**The exercise:**
Nothing before the line containing "Parse this screenshot: output" belongs in the answer; quote that line and all lines after it through the end of the material, word for word.

**Task material:**
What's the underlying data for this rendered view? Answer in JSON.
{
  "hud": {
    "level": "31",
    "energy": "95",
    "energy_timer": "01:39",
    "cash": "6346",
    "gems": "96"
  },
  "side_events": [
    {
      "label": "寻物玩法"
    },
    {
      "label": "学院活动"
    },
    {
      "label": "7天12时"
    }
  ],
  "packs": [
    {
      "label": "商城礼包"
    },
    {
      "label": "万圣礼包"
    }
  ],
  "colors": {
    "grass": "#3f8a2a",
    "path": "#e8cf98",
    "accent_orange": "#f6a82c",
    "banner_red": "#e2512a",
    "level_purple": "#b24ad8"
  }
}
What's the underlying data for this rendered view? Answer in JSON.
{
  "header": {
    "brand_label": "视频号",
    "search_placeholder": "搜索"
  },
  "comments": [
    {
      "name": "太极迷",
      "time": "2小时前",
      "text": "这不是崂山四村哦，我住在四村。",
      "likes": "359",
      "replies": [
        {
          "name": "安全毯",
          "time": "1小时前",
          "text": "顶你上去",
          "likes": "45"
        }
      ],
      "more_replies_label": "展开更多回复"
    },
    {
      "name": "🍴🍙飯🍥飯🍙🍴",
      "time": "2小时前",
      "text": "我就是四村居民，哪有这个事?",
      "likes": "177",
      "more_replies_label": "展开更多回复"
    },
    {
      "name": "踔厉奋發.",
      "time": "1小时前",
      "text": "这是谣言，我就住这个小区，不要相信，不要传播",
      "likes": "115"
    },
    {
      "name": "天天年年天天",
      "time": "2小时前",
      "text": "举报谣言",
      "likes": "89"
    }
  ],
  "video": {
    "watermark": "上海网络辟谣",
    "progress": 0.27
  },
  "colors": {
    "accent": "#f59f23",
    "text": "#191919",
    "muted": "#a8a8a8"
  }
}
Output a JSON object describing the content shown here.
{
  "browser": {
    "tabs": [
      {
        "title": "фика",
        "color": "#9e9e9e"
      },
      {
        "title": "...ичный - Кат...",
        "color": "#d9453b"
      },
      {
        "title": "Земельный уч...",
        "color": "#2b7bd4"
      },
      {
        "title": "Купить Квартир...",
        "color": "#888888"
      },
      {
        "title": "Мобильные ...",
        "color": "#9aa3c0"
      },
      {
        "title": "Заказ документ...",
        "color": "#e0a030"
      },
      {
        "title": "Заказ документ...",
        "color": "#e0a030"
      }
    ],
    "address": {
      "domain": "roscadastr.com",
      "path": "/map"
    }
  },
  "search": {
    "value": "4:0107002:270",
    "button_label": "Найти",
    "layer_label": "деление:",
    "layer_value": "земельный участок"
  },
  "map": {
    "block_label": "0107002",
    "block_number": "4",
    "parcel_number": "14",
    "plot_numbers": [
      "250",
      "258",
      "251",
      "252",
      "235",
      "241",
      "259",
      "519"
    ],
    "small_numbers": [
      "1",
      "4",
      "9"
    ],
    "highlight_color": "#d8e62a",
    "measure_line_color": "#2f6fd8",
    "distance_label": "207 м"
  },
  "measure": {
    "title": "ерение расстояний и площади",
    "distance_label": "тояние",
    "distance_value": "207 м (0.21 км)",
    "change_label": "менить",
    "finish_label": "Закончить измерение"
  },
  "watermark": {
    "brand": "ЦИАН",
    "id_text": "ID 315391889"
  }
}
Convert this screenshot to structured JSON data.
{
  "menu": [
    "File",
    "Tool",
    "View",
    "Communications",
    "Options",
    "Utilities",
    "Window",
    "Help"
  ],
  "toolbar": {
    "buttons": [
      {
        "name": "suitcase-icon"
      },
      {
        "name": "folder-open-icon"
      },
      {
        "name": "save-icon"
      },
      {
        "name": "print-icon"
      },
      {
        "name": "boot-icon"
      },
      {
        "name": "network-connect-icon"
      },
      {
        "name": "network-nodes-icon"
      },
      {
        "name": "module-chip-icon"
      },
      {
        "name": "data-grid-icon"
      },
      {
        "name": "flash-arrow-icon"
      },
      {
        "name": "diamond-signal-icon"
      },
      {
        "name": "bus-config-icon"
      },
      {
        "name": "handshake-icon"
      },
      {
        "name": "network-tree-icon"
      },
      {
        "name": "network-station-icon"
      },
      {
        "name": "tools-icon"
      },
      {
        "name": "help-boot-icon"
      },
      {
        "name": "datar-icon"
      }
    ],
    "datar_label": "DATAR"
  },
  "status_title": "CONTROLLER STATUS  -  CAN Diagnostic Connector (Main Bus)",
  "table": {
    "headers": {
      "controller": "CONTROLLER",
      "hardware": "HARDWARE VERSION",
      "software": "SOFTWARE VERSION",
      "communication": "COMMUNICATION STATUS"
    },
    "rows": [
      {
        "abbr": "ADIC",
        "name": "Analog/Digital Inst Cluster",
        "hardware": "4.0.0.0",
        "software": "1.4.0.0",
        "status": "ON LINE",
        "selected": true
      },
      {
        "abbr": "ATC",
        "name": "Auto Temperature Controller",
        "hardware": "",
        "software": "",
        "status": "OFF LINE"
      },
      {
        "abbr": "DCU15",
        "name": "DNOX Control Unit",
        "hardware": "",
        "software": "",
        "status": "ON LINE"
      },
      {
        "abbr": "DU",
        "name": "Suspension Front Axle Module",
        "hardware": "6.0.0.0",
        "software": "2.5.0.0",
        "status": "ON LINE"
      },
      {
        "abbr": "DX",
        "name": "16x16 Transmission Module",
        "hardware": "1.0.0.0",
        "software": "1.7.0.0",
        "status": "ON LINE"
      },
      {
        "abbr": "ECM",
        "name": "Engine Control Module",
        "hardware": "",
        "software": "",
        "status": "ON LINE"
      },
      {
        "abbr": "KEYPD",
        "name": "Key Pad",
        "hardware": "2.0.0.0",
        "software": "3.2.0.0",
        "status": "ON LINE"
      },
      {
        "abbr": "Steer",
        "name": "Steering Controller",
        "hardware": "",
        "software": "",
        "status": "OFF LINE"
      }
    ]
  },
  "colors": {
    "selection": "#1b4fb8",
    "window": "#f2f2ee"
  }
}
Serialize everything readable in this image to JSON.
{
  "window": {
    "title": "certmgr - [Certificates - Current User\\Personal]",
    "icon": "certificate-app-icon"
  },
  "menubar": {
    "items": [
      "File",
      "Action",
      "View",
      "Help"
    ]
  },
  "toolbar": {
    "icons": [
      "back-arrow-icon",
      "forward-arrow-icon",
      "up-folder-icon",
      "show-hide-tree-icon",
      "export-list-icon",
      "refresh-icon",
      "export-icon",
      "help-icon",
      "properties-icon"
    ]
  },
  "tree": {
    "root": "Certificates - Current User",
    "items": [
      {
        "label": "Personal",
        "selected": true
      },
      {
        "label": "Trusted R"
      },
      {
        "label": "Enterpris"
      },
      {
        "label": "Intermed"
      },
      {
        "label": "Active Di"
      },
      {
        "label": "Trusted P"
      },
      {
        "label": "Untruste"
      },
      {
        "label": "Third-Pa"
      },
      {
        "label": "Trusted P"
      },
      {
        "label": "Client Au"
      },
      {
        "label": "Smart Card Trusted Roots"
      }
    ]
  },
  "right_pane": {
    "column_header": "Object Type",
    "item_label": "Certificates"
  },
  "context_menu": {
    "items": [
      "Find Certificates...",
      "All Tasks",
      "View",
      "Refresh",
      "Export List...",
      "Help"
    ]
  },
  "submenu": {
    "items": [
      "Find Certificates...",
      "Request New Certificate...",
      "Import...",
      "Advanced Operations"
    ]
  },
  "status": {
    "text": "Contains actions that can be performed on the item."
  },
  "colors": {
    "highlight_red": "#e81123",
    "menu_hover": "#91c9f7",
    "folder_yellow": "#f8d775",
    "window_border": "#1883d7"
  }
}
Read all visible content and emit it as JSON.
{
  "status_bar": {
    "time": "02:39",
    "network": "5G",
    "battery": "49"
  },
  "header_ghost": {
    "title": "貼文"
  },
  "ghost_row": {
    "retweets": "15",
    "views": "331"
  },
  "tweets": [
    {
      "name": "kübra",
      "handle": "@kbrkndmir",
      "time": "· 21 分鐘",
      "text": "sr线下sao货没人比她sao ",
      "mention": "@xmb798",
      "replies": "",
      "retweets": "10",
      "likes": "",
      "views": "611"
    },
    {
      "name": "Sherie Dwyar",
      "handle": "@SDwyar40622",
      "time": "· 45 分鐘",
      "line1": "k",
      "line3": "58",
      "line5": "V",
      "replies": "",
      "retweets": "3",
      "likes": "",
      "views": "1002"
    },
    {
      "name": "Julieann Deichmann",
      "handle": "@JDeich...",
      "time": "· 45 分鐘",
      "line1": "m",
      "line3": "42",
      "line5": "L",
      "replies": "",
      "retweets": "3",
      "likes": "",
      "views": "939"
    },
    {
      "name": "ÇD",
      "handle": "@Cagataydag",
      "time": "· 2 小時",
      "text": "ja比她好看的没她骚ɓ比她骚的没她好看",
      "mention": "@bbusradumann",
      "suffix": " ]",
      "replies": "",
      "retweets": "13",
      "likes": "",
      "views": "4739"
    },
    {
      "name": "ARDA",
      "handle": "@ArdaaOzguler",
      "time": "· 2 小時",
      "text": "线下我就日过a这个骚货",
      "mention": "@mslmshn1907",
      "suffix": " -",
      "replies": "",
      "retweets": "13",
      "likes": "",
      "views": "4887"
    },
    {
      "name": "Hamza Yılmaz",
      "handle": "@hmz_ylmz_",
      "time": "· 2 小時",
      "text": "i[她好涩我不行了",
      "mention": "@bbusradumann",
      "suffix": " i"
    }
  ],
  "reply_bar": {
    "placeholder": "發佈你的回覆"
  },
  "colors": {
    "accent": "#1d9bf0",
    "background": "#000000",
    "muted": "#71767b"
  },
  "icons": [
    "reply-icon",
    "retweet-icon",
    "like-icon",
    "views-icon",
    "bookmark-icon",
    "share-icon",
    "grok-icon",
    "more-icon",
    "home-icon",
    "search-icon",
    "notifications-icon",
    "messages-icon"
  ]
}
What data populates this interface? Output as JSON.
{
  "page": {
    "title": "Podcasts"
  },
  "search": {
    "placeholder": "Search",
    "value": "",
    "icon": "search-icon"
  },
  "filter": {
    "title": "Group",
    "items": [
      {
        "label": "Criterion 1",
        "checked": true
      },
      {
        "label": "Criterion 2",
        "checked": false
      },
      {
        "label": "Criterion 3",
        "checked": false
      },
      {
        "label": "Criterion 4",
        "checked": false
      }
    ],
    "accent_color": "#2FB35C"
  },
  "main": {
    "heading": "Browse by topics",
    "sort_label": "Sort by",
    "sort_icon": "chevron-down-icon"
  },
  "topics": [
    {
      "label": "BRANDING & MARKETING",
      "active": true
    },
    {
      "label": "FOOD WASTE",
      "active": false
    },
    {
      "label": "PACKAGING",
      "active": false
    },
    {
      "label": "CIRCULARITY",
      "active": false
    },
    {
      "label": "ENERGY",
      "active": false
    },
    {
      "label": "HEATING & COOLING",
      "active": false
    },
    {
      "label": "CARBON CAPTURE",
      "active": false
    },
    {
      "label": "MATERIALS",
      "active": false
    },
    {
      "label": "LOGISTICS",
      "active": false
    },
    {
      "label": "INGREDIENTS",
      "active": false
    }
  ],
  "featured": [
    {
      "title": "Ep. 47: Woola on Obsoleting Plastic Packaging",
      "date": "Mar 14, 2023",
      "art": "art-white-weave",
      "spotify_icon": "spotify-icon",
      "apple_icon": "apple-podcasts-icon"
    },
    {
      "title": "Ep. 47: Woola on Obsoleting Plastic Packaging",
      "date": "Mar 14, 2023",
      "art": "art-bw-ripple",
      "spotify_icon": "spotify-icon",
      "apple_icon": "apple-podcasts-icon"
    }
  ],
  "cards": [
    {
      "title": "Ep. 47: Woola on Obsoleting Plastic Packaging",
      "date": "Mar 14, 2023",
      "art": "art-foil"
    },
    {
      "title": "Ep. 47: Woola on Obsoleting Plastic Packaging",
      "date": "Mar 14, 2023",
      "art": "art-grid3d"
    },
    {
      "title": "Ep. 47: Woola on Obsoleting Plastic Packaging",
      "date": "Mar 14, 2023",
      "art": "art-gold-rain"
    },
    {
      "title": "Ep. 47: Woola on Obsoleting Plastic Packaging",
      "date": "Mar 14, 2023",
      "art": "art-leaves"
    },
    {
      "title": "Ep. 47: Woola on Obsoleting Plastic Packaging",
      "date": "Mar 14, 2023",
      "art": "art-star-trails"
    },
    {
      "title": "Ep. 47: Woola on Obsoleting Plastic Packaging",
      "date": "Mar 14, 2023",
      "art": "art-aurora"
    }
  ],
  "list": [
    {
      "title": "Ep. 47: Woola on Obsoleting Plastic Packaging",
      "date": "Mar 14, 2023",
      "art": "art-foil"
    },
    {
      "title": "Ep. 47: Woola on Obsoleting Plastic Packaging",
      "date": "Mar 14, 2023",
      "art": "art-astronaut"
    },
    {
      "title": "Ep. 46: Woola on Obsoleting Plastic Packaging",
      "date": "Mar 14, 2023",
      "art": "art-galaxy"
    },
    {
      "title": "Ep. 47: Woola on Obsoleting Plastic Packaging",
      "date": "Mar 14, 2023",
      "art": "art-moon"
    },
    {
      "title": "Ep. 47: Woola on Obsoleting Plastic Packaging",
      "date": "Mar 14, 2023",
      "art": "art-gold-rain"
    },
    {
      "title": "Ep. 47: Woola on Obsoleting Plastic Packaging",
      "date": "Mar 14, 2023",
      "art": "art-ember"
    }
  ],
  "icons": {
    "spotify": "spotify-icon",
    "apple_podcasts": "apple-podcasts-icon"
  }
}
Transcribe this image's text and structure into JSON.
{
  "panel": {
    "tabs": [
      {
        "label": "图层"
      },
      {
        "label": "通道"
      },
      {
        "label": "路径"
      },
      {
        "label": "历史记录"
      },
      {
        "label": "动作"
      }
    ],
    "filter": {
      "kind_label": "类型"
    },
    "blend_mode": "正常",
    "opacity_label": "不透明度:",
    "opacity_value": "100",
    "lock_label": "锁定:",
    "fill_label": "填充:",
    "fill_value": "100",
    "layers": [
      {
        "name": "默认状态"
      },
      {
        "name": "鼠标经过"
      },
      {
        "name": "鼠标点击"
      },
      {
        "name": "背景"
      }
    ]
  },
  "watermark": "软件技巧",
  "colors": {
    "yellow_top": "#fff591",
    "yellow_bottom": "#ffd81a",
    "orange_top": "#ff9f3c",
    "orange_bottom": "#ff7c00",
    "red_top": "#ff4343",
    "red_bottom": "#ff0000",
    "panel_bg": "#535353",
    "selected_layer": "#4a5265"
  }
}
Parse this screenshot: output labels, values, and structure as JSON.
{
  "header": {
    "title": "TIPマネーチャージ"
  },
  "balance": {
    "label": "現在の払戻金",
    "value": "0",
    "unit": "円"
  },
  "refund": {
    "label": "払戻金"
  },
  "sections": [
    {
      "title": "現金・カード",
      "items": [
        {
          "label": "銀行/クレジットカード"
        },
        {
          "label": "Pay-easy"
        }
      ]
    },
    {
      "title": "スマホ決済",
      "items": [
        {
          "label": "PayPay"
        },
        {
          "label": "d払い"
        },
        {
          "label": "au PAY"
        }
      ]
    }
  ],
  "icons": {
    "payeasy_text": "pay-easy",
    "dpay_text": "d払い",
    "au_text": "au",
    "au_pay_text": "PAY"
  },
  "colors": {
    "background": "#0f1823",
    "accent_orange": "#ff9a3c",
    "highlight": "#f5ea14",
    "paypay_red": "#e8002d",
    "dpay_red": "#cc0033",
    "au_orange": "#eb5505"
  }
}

**Response:**
Parse this screenshot: output labels, values, and structure as JSON.
{
  "header": {
    "title": "TIPマネーチャージ"
  },
  "balance": {
    "label": "現在の払戻金",
    "value": "0",
    "unit": "円"
  },
  "refund": {
    "label": "払戻金"
  },
  "sections": [
    {
      "title": "現金・カード",
      "items": [
        {
          "label": "銀行/クレジットカード"
        },
        {
          "label": "Pay-easy"
        }
      ]
    },
    {
      "title": "スマホ決済",
      "items": [
        {
          "label": "PayPay"
        },
        {
          "label": "d払い"
        },
        {
          "label": "au PAY"
        }
      ]
    }
  ],
  "icons": {
    "payeasy_text": "pay-easy",
    "dpay_text": "d払い",
    "au_text": "au",
    "au_pay_text": "PAY"
  },
  "colors": {
    "background": "#0f1823",
    "accent_orange": "#ff9a3c",
    "highlight": "#f5ea14",
    "paypay_red": "#e8002d",
    "dpay_red": "#cc0033",
    "au_orange": "#eb5505"
  }
}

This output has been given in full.